[llvm] 038f7de - [DAGCombine] fp_to_sint isSaturatingMinMax

Mon Jan 30 04:25:31 PST 2023

Author: Samuel Parker
Date: 2023-01-30T12:25:25Z
New Revision: 038f7debfda01471ce0d4eb1fed20da61e5c8b32

URL: https://github.com/llvm/llvm-project/commit/038f7debfda01471ce0d4eb1fed20da61e5c8b32
DIFF: https://github.com/llvm/llvm-project/commit/038f7debfda01471ce0d4eb1fed20da61e5c8b32.diff

LOG: [DAGCombine] fp_to_sint isSaturatingMinMax

Recommitting after fixing scalable vector crash.

Check for single smax pattern against zero when converting from a
small enough float.

Differential Revision: https://reviews.llvm.org/D142481

Added: 
    llvm/test/CodeGen/AArch64/sve-fp-int-min-max.ll

Modified: 
    llvm/include/llvm/ADT/APFloat.h
    llvm/lib/CodeGen/SelectionDAG/DAGCombiner.cpp
    llvm/lib/Support/APFloat.cpp
    llvm/lib/Transforms/InstCombine/InstCombineCasts.cpp
    llvm/test/CodeGen/WebAssembly/fpclamptosat.ll

Removed: 
    


################################################################################
diff  --git a/llvm/include/llvm/ADT/APFloat.h b/llvm/include/llvm/ADT/APFloat.h
index c0e2d13c2939..cad6ef8caeb9 100644

--- a/llvm/include/llvm/ADT/APFloat.h
+++ b/llvm/include/llvm/ADT/APFloat.h
@@ -246,6 +246,7 @@ struct APFloatBase {
   static ExponentType semanticsMinExponent(const fltSemantics &);
   static ExponentType semanticsMaxExponent(const fltSemantics &);
   static unsigned int semanticsSizeInBits(const fltSemantics &);
+  static unsigned int semanticsIntSizeInBits(const fltSemantics&, bool);
 
   /// Returns the size of the floating point number (in bits) in the given
   /// semantics.

diff  --git a/llvm/lib/CodeGen/SelectionDAG/DAGCombiner.cpp b/llvm/lib/CodeGen/SelectionDAG/DAGCombiner.cpp
index f32d3f0976e5..ad691ee53e95 100644
--- a/llvm/lib/CodeGen/SelectionDAG/DAGCombiner.cpp
+++ b/llvm/lib/CodeGen/SelectionDAG/DAGCombiner.cpp
@@ -5108,7 +5108,7 @@ SDValue DAGCombiner::visitMULO(SDNode *N) {
 // same as SimplifySelectCC. N0<N1 ? N2 : N3.

[Material]

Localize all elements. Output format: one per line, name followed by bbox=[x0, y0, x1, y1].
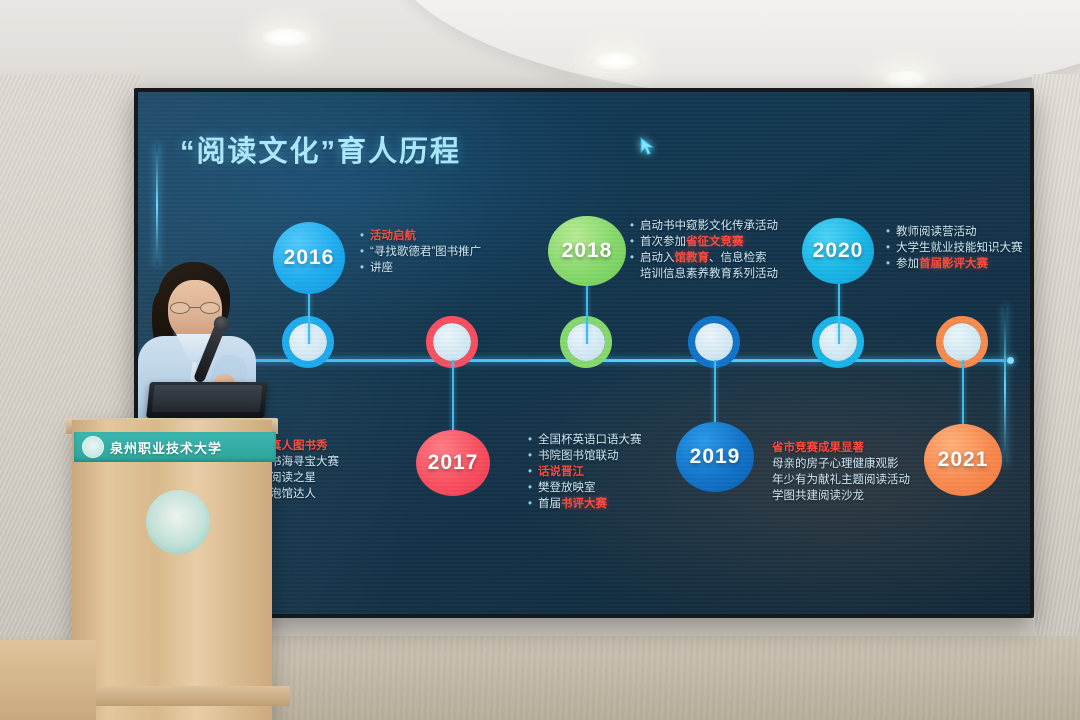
podium bbox=[72, 420, 272, 720]
timeline-node-2021[interactable] bbox=[943, 323, 981, 361]
timeline-bubble-2017[interactable]: 2017 bbox=[416, 430, 490, 496]
slide-right-accent-line bbox=[1004, 306, 1006, 466]
item-suffix: 、信息检索 bbox=[709, 252, 767, 264]
item-prefix: 首次参加 bbox=[640, 236, 686, 248]
page-title: “阅读文化”育人历程 bbox=[180, 128, 461, 170]
timeline-node-2017[interactable] bbox=[433, 323, 471, 361]
timeline-node-2019[interactable] bbox=[695, 323, 733, 361]
item-prefix: 启动入 bbox=[640, 252, 675, 264]
side-table bbox=[0, 640, 96, 720]
item-highlight: 省征文竞赛 bbox=[686, 236, 744, 248]
timeline-axis bbox=[236, 359, 1006, 362]
university-seal-icon bbox=[82, 436, 104, 458]
timeline-bubble-2020[interactable]: 2020 bbox=[802, 218, 874, 284]
laptop[interactable] bbox=[146, 382, 268, 418]
timeline-items-2019: •全国杯英语口语大赛 •书院图书馆联动 •话说晋江 •樊登放映室 •首届书评大赛 bbox=[528, 432, 642, 512]
item-highlight: 首届影评大赛 bbox=[919, 258, 988, 270]
timeline-bubble-2021[interactable]: 2021 bbox=[924, 424, 1002, 496]
timeline-items-2020: •教师阅读营活动 •大学生就业技能知识大赛 •参加首届影评大赛 bbox=[886, 224, 1023, 272]
timeline-bubble-2016[interactable]: 2016 bbox=[273, 222, 345, 294]
timeline-items-2016: •活动启航 •“寻找歌德君”图书推广 •讲座 bbox=[360, 228, 481, 276]
item-prefix: 首届 bbox=[538, 498, 561, 510]
timeline-stem-2021 bbox=[962, 360, 964, 426]
podium-name-banner: 泉州职业技术大学 bbox=[74, 432, 276, 462]
timeline-stem-2018 bbox=[586, 282, 588, 344]
timeline-axis-end-dot bbox=[1007, 357, 1014, 364]
glasses-icon bbox=[170, 302, 220, 314]
timeline-bubble-2018[interactable]: 2018 bbox=[548, 216, 626, 286]
item-highlight: 馆教育 bbox=[675, 252, 710, 264]
ceiling-downlight bbox=[590, 52, 642, 72]
ceiling-downlight bbox=[260, 28, 312, 48]
timeline-bubble-2019[interactable]: 2019 bbox=[676, 422, 754, 492]
slide-left-accent-line bbox=[156, 144, 158, 266]
ceiling-downlight bbox=[880, 70, 932, 90]
right-wall-panel bbox=[1032, 74, 1080, 674]
timeline-stem-2020 bbox=[838, 282, 840, 344]
timeline-items-2018: •启动书中窥影文化传承活动 •首次参加省征文竞赛 •启动入馆教育、信息检索 •培… bbox=[630, 218, 778, 282]
timeline-stem-2017 bbox=[452, 360, 454, 432]
timeline-items-2021: •省市竞赛成果显著 •母亲的房子心理健康观影 •年少有为献礼主题阅读活动 •学图… bbox=[762, 440, 910, 504]
podium-emblem-icon bbox=[146, 490, 210, 554]
item-highlight: 书评大赛 bbox=[561, 498, 607, 510]
conference-room-scene: “阅读文化”育人历程 bbox=[0, 0, 1080, 720]
timeline-stem-2019 bbox=[714, 360, 716, 424]
item-prefix: 参加 bbox=[896, 258, 919, 270]
podium-university-name: 泉州职业技术大学 bbox=[110, 438, 222, 457]
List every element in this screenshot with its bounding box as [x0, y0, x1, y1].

[Problem to work on]
What was fixed before the change in the LLVM commit was recommitted? Rely only on the LLVM commit, not on the lines.

[Expected answer]
A scalable vector crash.